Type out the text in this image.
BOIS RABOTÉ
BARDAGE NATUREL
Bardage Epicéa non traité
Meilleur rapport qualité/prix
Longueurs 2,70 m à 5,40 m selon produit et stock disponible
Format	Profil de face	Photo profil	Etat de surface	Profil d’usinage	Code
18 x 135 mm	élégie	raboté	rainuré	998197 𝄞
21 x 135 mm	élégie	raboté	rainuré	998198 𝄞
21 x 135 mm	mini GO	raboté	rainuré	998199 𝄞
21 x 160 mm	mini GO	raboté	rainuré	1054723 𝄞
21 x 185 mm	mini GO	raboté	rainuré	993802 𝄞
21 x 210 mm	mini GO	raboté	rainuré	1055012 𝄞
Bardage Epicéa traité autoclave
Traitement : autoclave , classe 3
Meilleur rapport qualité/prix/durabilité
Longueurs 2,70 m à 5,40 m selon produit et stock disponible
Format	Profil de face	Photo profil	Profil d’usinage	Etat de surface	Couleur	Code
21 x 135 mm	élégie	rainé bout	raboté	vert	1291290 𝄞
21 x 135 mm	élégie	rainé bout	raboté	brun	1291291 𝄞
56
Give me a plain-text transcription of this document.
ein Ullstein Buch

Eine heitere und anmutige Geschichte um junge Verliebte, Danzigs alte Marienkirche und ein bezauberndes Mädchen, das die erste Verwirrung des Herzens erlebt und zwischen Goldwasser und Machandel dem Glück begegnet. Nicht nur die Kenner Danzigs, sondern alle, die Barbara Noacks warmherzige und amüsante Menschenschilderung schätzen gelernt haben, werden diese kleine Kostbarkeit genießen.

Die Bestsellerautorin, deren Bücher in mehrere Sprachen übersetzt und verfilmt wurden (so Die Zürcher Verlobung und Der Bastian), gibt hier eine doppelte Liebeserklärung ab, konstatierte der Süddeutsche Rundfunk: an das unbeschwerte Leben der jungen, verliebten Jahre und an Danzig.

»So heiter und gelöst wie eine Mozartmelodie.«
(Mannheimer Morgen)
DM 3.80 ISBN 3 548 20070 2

*-*-*

Stated task:
Show the lines of the records that contain the word "prix".

Finished task:
Meilleur rapport qualité/prix
Meilleur rapport qualité/prix/durabilité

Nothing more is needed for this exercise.